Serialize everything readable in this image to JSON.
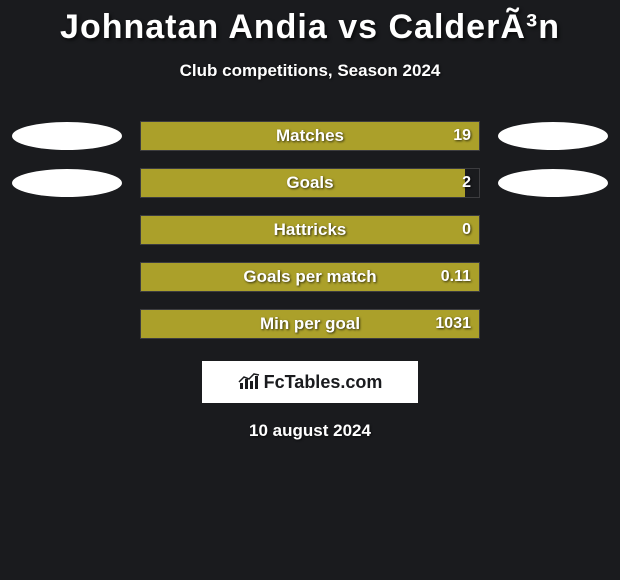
{
  "title": "Johnatan Andia vs CalderÃ³n",
  "subtitle": "Club competitions, Season 2024",
  "date": "10 august 2024",
  "logo_text": "FcTables.com",
  "colors": {
    "background": "#1a1b1e",
    "bar_fill": "#aba02a",
    "oval": "#ffffff",
    "text": "#ffffff",
    "logo_bg": "#ffffff",
    "logo_text": "#1a1b1e"
  },
  "stats": [
    {
      "label": "Matches",
      "value": "19",
      "fill_pct": 100,
      "left_oval": true,
      "right_oval": true
    },
    {
      "label": "Goals",
      "value": "2",
      "fill_pct": 96,
      "left_oval": true,
      "right_oval": true
    },
    {
      "label": "Hattricks",
      "value": "0",
      "fill_pct": 100,
      "left_oval": false,
      "right_oval": false
    },
    {
      "label": "Goals per match",
      "value": "0.11",
      "fill_pct": 100,
      "left_oval": false,
      "right_oval": false
    },
    {
      "label": "Min per goal",
      "value": "1031",
      "fill_pct": 100,
      "left_oval": false,
      "right_oval": false
    }
  ]
}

# [Task goal]
Word for word, quote the lines above. Omit the pictures.

# [Full output]
Serialize everything readable in this image to JSON.
{
  "title": "Johnatan Andia vs CalderÃ³n",
  "subtitle": "Club competitions, Season 2024",
  "date": "10 august 2024",
  "logo_text": "FcTables.com",
  "colors": {
    "background": "#1a1b1e",
    "bar_fill": "#aba02a",
    "oval": "#ffffff",
    "text": "#ffffff",
    "logo_bg": "#ffffff",
    "logo_text": "#1a1b1e"
  },
  "stats": [
    {
      "label": "Matches",
      "value": "19",
      "fill_pct": 100,
      "left_oval": true,
      "right_oval": true
    },
    {
      "label": "Goals",
      "value": "2",
      "fill_pct": 96,
      "left_oval": true,
      "right_oval": true
    },
    {
      "label": "Hattricks",
      "value": "0",
      "fill_pct": 100,
      "left_oval": false,
      "right_oval": false
    },
    {
      "label": "Goals per match",
      "value": "0.11",
      "fill_pct": 100,
      "left_oval": false,
      "right_oval": false
    },
    {
      "label": "Min per goal",
      "value": "1031",
      "fill_pct": 100,
      "left_oval": false,
      "right_oval": false
    }
  ]
}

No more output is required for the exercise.